Pictures do not belong in the copy. Write out exactly the lines from the one containing "Decode this image" through the end of the data.

....

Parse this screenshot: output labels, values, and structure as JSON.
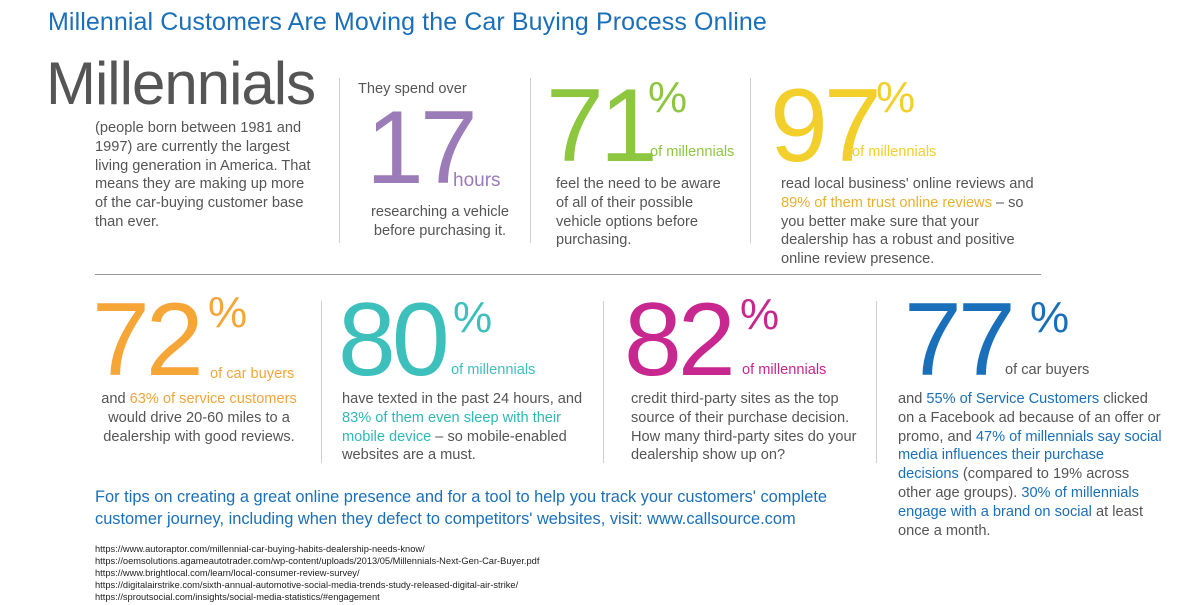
{
  "title": "Millennial Customers Are Moving the Car Buying Process Online",
  "intro": {
    "word": "Millennials",
    "text": "(people born between 1981 and 1997) are currently the largest living generation in America. That means they are making up more of the car-buying customer base than ever."
  },
  "stats_row1": [
    {
      "lead": "They spend over",
      "number": "17",
      "unit": "hours",
      "text": "researching a vehicle before purchasing it.",
      "color": "#9b7bb8"
    },
    {
      "number": "71",
      "symbol": "%",
      "qualifier": "of millennials",
      "text": "feel the need to be aware of all of their possible vehicle options before purchasing.",
      "color": "#8dc63f"
    },
    {
      "number": "97",
      "symbol": "%",
      "qualifier": "of millennials",
      "text_before": "read local business' online reviews and",
      "highlight": "89% of them trust online reviews",
      "text_after": "– so you better make sure that your dealership has a robust and positive online review presence.",
      "color": "#f2cf2a"
    }
  ],
  "stats_row2": [
    {
      "number": "72",
      "symbol": "%",
      "qualifier": "of car buyers",
      "text_before": "and",
      "highlight": "63% of service customers",
      "text_after": "would drive 20-60 miles to a dealership with good reviews.",
      "color": "#f5a637"
    },
    {
      "number": "80",
      "symbol": "%",
      "qualifier": "of millennials",
      "text_before": "have texted in the past 24 hours, and",
      "highlight": "83% of them even sleep with their mobile device",
      "text_after": "– so mobile-enabled websites are a must.",
      "color": "#3dbfbc"
    },
    {
      "number": "82",
      "symbol": "%",
      "qualifier": "of millennials",
      "text": "credit third-party sites as the top source of their purchase decision. How many  third-party sites do your dealership show up on?",
      "color": "#c8278f"
    },
    {
      "number": "77",
      "symbol": "%",
      "qualifier": "of car buyers",
      "text_a": "and",
      "hl_a": "55% of Service Customers",
      "text_b": "clicked on a Facebook ad because of an offer or promo, and",
      "hl_b": "47% of millennials say social media influences their purchase decisions",
      "text_c": "(compared to 19% across other age groups).",
      "hl_c": "30% of millennials engage with a brand on social",
      "text_d": "at least once a month.",
      "color": "#1a6fba"
    }
  ],
  "footer_tip": "For tips on creating a great online presence and for a tool to help you track your customers' complete customer journey, including when they defect to competitors' websites, visit: www.callsource.com",
  "references": [
    "https://www.autoraptor.com/millennial-car-buying-habits-dealership-needs-know/",
    "https://oemsolutions.agameautotrader.com/wp-content/uploads/2013/05/Millennials-Next-Gen-Car-Buyer.pdf",
    "https://www.brightlocal.com/learn/local-consumer-review-survey/",
    "https://digitalairstrike.com/sixth-annual-automotive-social-media-trends-study-released-digital-air-strike/",
    "https://sproutsocial.com/insights/social-media-statistics/#engagement"
  ]
}
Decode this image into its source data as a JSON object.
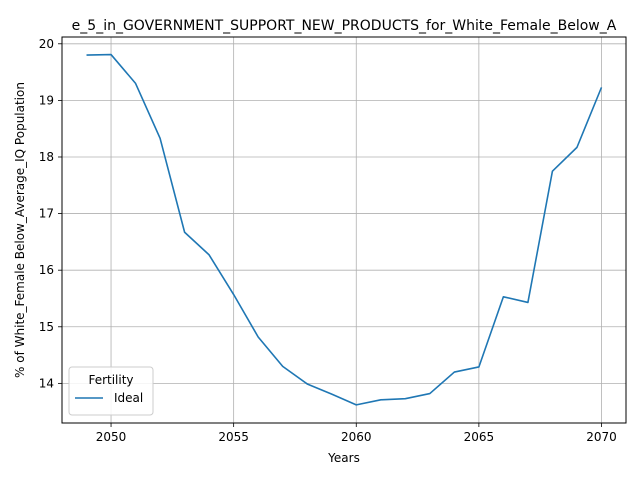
{
  "chart_data": {
    "type": "line",
    "title": "e_5_in_GOVERNMENT_SUPPORT_NEW_PRODUCTS_for_White_Female_Below_A",
    "xlabel": "Years",
    "ylabel": "% of White_Female Below_Average_IQ Population",
    "xlim": [
      2048,
      2071
    ],
    "ylim": [
      13.3,
      20.12
    ],
    "xticks": [
      2050,
      2055,
      2060,
      2065,
      2070
    ],
    "yticks": [
      14,
      15,
      16,
      17,
      18,
      19,
      20
    ],
    "grid": true,
    "legend": {
      "title": "Fertility",
      "placement": "lower-left"
    },
    "series": [
      {
        "name": "Ideal",
        "color": "#1f77b4",
        "x": [
          2049,
          2050,
          2051,
          2052,
          2053,
          2054,
          2055,
          2056,
          2057,
          2058,
          2059,
          2060,
          2061,
          2062,
          2063,
          2064,
          2065,
          2066,
          2067,
          2068,
          2069,
          2070
        ],
        "y": [
          19.8,
          19.81,
          19.3,
          18.33,
          16.67,
          16.27,
          15.57,
          14.82,
          14.3,
          13.99,
          13.81,
          13.62,
          13.71,
          13.73,
          13.82,
          14.2,
          14.29,
          15.53,
          15.43,
          17.75,
          18.17,
          19.23
        ]
      }
    ]
  }
}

....

_IN RESPONSE:_
Decode this image into its source data as a JSON object.
{
  "chart_data": {
    "type": "line",
    "title": "e_5_in_GOVERNMENT_SUPPORT_NEW_PRODUCTS_for_White_Female_Below_A",
    "xlabel": "Years",
    "ylabel": "% of White_Female Below_Average_IQ Population",
    "xlim": [
      2048,
      2071
    ],
    "ylim": [
      13.3,
      20.12
    ],
    "xticks": [
      2050,
      2055,
      2060,
      2065,
      2070
    ],
    "yticks": [
      14,
      15,
      16,
      17,
      18,
      19,
      20
    ],
    "grid": true,
    "legend": {
      "title": "Fertility",
      "placement": "lower-left"
    },
    "series": [
      {
        "name": "Ideal",
        "color": "#1f77b4",
        "x": [
          2049,
          2050,
          2051,
          2052,
          2053,
          2054,
          2055,
          2056,
          2057,
          2058,
          2059,
          2060,
          2061,
          2062,
          2063,
          2064,
          2065,
          2066,
          2067,
          2068,
          2069,
          2070
        ],
        "y": [
          19.8,
          19.81,
          19.3,
          18.33,
          16.67,
          16.27,
          15.57,
          14.82,
          14.3,
          13.99,
          13.81,
          13.62,
          13.71,
          13.73,
          13.82,
          14.2,
          14.29,
          15.53,
          15.43,
          17.75,
          18.17,
          19.23
        ]
      }
    ]
  }
}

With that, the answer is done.